Reproduce the records below in their entirety, character for character.

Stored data
● ● ●

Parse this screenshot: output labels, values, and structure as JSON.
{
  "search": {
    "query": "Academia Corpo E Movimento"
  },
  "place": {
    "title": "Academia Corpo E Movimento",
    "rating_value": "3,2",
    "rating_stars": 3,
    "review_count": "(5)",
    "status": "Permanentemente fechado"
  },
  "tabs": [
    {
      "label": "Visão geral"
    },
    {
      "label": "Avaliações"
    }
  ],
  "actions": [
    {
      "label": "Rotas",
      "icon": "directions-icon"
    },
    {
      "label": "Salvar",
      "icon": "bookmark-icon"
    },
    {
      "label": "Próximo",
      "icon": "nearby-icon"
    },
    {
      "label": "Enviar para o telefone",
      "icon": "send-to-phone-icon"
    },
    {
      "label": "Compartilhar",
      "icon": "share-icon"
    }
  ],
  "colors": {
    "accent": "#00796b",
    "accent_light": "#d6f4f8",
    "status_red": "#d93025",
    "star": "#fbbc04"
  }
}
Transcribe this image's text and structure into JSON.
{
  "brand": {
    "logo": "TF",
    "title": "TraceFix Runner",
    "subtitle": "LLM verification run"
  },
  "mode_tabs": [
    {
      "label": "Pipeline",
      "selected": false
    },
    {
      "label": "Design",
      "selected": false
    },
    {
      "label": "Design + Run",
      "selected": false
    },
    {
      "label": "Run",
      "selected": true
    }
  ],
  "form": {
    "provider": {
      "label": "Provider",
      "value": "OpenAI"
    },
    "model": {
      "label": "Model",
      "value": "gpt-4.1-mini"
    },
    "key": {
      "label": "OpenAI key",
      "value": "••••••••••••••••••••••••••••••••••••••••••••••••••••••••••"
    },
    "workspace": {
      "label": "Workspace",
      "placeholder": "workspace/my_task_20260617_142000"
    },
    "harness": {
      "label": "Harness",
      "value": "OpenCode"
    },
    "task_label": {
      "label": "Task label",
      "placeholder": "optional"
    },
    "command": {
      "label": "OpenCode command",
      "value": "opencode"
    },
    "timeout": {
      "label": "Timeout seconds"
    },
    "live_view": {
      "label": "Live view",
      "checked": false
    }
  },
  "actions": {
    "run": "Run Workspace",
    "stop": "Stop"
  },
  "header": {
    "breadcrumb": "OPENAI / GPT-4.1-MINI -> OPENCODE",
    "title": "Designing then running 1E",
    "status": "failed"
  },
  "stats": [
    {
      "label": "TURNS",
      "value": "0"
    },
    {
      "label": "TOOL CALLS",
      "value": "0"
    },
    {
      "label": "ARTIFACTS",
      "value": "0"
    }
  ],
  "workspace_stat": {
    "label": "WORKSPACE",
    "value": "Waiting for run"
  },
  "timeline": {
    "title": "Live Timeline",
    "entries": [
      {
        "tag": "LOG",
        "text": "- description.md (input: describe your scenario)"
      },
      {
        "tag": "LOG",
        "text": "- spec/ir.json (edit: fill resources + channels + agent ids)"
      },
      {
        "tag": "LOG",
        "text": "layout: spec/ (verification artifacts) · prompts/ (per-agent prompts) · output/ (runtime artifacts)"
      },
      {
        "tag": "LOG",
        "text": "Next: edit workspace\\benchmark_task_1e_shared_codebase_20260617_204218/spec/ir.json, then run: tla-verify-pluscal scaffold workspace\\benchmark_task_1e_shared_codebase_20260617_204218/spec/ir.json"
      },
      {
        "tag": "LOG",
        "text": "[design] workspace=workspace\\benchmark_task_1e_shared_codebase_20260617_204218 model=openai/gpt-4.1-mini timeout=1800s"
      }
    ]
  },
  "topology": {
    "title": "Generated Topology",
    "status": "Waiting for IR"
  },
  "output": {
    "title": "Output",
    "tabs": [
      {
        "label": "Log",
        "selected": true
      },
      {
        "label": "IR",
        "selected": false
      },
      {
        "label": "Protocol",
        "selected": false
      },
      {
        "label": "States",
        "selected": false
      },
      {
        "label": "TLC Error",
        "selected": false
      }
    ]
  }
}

● ● ●

# Correct output
Parse this screenshot: output labels, values, and structure as JSON.
{
  "search": {
    "query": "Academia Corpo E Movimento"
  },
  "place": {
    "title": "Academia Corpo E Movimento",
    "rating_value": "3,2",
    "rating_stars": 3,
    "review_count": "(5)",
    "status": "Permanentemente fechado"
  },
  "tabs": [
    {
      "label": "Visão geral"
    },
    {
      "label": "Avaliações"
    }
  ],
  "actions": [
    {
      "label": "Rotas",
      "icon": "directions-icon"
    },
    {
      "label": "Salvar",
      "icon": "bookmark-icon"
    },
    {
      "label": "Próximo",
      "icon": "nearby-icon"
    },
    {
      "label": "Enviar para o telefone",
      "icon": "send-to-phone-icon"
    },
    {
      "label": "Compartilhar",
      "icon": "share-icon"
    }
  ],
  "colors": {
    "accent": "#00796b",
    "accent_light": "#d6f4f8",
    "status_red": "#d93025",
    "star": "#fbbc04"
  }
}
Transcribe this image's text and structure into JSON.
{
  "brand": {
    "logo": "TF",
    "title": "TraceFix Runner",
    "subtitle": "LLM verification run"
  },
  "mode_tabs": [
    {
      "label": "Pipeline",
      "selected": false
    },
    {
      "label": "Design",
      "selected": false
    },
    {
      "label": "Design + Run",
      "selected": false
    },
    {
      "label": "Run",
      "selected": true
    }
  ],
  "form": {
    "provider": {
      "label": "Provider",
      "value": "OpenAI"
    },
    "model": {
      "label": "Model",
      "value": "gpt-4.1-mini"
    },
    "key": {
      "label": "OpenAI key",
      "value": "••••••••••••••••••••••••••••••••••••••••••••••••••••••••••"
    },
    "workspace": {
      "label": "Workspace",
      "placeholder": "workspace/my_task_20260617_142000"
    },
    "harness": {
      "label": "Harness",
      "value": "OpenCode"
    },
    "task_label": {
      "label": "Task label",
      "placeholder": "optional"
    },
    "command": {
      "label": "OpenCode command",
      "value": "opencode"
    },
    "timeout": {
      "label": "Timeout seconds"
    },
    "live_view": {
      "label": "Live view",
      "checked": false
    }
  },
  "actions": {
    "run": "Run Workspace",
    "stop": "Stop"
  },
  "header": {
    "breadcrumb": "OPENAI / GPT-4.1-MINI -> OPENCODE",
    "title": "Designing then running 1E",
    "status": "failed"
  },
  "stats": [
    {
      "label": "TURNS",
      "value": "0"
    },
    {
      "label": "TOOL CALLS",
      "value": "0"
    },
    {
      "label": "ARTIFACTS",
      "value": "0"
    }
  ],
  "workspace_stat": {
    "label": "WORKSPACE",
    "value": "Waiting for run"
  },
  "timeline": {
    "title": "Live Timeline",
    "entries": [
      {
        "tag": "LOG",
        "text": "- description.md (input: describe your scenario)"
      },
      {
        "tag": "LOG",
        "text": "- spec/ir.json (edit: fill resources + channels + agent ids)"
      },
      {
        "tag": "LOG",
        "text": "layout: spec/ (verification artifacts) · prompts/ (per-agent prompts) · output/ (runtime artifacts)"
      },
      {
        "tag": "LOG",
        "text": "Next: edit workspace\\benchmark_task_1e_shared_codebase_20260617_204218/spec/ir.json, then run: tla-verify-pluscal scaffold workspace\\benchmark_task_1e_shared_codebase_20260617_204218/spec/ir.json"
      },
      {
        "tag": "LOG",
        "text": "[design] workspace=workspace\\benchmark_task_1e_shared_codebase_20260617_204218 model=openai/gpt-4.1-mini timeout=1800s"
      }
    ]
  },
  "topology": {
    "title": "Generated Topology",
    "status": "Waiting for IR"
  },
  "output": {
    "title": "Output",
    "tabs": [
      {
        "label": "Log",
        "selected": true
      },
      {
        "label": "IR",
        "selected": false
      },
      {
        "label": "Protocol",
        "selected": false
      },
      {
        "label": "States",
        "selected": false
      },
      {
        "label": "TLC Error",
        "selected": false
      }
    ]
  }
}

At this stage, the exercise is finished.